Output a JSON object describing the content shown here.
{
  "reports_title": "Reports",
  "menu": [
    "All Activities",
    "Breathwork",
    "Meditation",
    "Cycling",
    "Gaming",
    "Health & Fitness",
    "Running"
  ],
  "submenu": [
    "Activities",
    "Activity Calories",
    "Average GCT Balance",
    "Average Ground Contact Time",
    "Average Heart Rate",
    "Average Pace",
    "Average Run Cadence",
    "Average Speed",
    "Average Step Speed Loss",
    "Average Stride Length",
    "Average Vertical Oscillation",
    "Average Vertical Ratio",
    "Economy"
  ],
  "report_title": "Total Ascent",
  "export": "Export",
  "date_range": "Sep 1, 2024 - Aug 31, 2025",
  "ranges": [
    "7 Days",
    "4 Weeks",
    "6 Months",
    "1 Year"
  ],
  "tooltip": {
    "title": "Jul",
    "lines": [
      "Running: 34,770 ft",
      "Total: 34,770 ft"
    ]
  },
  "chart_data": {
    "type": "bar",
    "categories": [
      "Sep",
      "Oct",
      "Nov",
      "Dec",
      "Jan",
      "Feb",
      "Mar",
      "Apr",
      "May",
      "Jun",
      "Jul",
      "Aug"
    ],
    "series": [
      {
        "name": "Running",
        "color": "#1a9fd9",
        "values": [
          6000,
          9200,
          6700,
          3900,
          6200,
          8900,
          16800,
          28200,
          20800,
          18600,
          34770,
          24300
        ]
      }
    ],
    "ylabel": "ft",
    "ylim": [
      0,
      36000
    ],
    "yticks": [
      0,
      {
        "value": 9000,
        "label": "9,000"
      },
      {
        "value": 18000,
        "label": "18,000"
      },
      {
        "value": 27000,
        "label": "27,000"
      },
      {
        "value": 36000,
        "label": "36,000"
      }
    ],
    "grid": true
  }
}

--------------------------------------------------

Set exercise: Each line of the material should be duplicated exactly, please.

Answer for this exercise:
Output a JSON object describing the content shown here.
{
  "reports_title": "Reports",
  "menu": [
    "All Activities",
    "Breathwork",
    "Meditation",
    "Cycling",
    "Gaming",
    "Health & Fitness",
    "Running"
  ],
  "submenu": [
    "Activities",
    "Activity Calories",
    "Average GCT Balance",
    "Average Ground Contact Time",
    "Average Heart Rate",
    "Average Pace",
    "Average Run Cadence",
    "Average Speed",
    "Average Step Speed Loss",
    "Average Stride Length",
    "Average Vertical Oscillation",
    "Average Vertical Ratio",
    "Economy"
  ],
  "report_title": "Total Ascent",
  "export": "Export",
  "date_range": "Sep 1, 2024 - Aug 31, 2025",
  "ranges": [
    "7 Days",
    "4 Weeks",
    "6 Months",
    "1 Year"
  ],
  "tooltip": {
    "title": "Jul",
    "lines": [
      "Running: 34,770 ft",
      "Total: 34,770 ft"
    ]
  },
  "chart_data": {
    "type": "bar",
    "categories": [
      "Sep",
      "Oct",
      "Nov",
      "Dec",
      "Jan",
      "Feb",
      "Mar",
      "Apr",
      "May",
      "Jun",
      "Jul",
      "Aug"
    ],
    "series": [
      {
        "name": "Running",
        "color": "#1a9fd9",
        "values": [
          6000,
          9200,
          6700,
          3900,
          6200,
          8900,
          16800,
          28200,
          20800,
          18600,
          34770,
          24300
        ]
      }
    ],
    "ylabel": "ft",
    "ylim": [
      0,
      36000
    ],
    "yticks": [
      0,
      {
        "value": 9000,
        "label": "9,000"
      },
      {
        "value": 18000,
        "label": "18,000"
      },
      {
        "value": 27000,
        "label": "27,000"
      },
      {
        "value": 36000,
        "label": "36,000"
      }
    ],
    "grid": true
  }
}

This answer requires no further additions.